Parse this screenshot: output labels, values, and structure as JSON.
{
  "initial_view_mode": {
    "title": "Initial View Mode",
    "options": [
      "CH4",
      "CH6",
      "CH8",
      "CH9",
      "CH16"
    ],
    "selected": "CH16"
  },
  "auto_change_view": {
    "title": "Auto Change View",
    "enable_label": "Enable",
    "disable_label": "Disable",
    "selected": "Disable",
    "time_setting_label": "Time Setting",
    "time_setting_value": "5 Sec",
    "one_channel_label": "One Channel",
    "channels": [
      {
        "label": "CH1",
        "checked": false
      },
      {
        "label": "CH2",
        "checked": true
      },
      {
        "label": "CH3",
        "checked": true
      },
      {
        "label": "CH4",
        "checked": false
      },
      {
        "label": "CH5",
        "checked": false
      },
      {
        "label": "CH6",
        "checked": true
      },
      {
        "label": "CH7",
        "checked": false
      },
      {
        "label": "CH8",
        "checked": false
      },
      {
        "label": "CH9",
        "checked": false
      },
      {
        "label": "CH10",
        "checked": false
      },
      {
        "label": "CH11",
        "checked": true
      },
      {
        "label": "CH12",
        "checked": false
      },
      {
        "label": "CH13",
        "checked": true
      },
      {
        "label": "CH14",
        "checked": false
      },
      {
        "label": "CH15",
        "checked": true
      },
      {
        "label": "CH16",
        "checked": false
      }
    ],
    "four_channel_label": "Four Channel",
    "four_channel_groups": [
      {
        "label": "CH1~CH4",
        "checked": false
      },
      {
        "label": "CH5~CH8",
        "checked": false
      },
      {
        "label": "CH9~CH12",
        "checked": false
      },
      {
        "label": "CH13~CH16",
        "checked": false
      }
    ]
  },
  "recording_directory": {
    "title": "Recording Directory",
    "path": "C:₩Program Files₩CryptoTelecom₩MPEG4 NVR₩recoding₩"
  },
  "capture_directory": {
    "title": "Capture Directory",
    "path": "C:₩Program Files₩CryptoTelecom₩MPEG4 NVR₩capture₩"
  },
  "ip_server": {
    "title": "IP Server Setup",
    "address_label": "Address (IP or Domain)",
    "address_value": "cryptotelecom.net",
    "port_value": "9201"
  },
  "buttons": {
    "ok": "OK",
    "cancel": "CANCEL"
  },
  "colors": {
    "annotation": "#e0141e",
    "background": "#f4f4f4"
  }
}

-- Exercise directions --
Set all of the entries down again, exactly as they were given.

-- Exercise output --
Parse this screenshot: output labels, values, and structure as JSON.
{
  "initial_view_mode": {
    "title": "Initial View Mode",
    "options": [
      "CH4",
      "CH6",
      "CH8",
      "CH9",
      "CH16"
    ],
    "selected": "CH16"
  },
  "auto_change_view": {
    "title": "Auto Change View",
    "enable_label": "Enable",
    "disable_label": "Disable",
    "selected": "Disable",
    "time_setting_label": "Time Setting",
    "time_setting_value": "5 Sec",
    "one_channel_label": "One Channel",
    "channels": [
      {
        "label": "CH1",
        "checked": false
      },
      {
        "label": "CH2",
        "checked": true
      },
      {
        "label": "CH3",
        "checked": true
      },
      {
        "label": "CH4",
        "checked": false
      },
      {
        "label": "CH5",
        "checked": false
      },
      {
        "label": "CH6",
        "checked": true
      },
      {
        "label": "CH7",
        "checked": false
      },
      {
        "label": "CH8",
        "checked": false
      },
      {
        "label": "CH9",
        "checked": false
      },
      {
        "label": "CH10",
        "checked": false
      },
      {
        "label": "CH11",
        "checked": true
      },
      {
        "label": "CH12",
        "checked": false
      },
      {
        "label": "CH13",
        "checked": true
      },
      {
        "label": "CH14",
        "checked": false
      },
      {
        "label": "CH15",
        "checked": true
      },
      {
        "label": "CH16",
        "checked": false
      }
    ],
    "four_channel_label": "Four Channel",
    "four_channel_groups": [
      {
        "label": "CH1~CH4",
        "checked": false
      },
      {
        "label": "CH5~CH8",
        "checked": false
      },
      {
        "label": "CH9~CH12",
        "checked": false
      },
      {
        "label": "CH13~CH16",
        "checked": false
      }
    ]
  },
  "recording_directory": {
    "title": "Recording Directory",
    "path": "C:₩Program Files₩CryptoTelecom₩MPEG4 NVR₩recoding₩"
  },
  "capture_directory": {
    "title": "Capture Directory",
    "path": "C:₩Program Files₩CryptoTelecom₩MPEG4 NVR₩capture₩"
  },
  "ip_server": {
    "title": "IP Server Setup",
    "address_label": "Address (IP or Domain)",
    "address_value": "cryptotelecom.net",
    "port_value": "9201"
  },
  "buttons": {
    "ok": "OK",
    "cancel": "CANCEL"
  },
  "colors": {
    "annotation": "#e0141e",
    "background": "#f4f4f4"
  }
}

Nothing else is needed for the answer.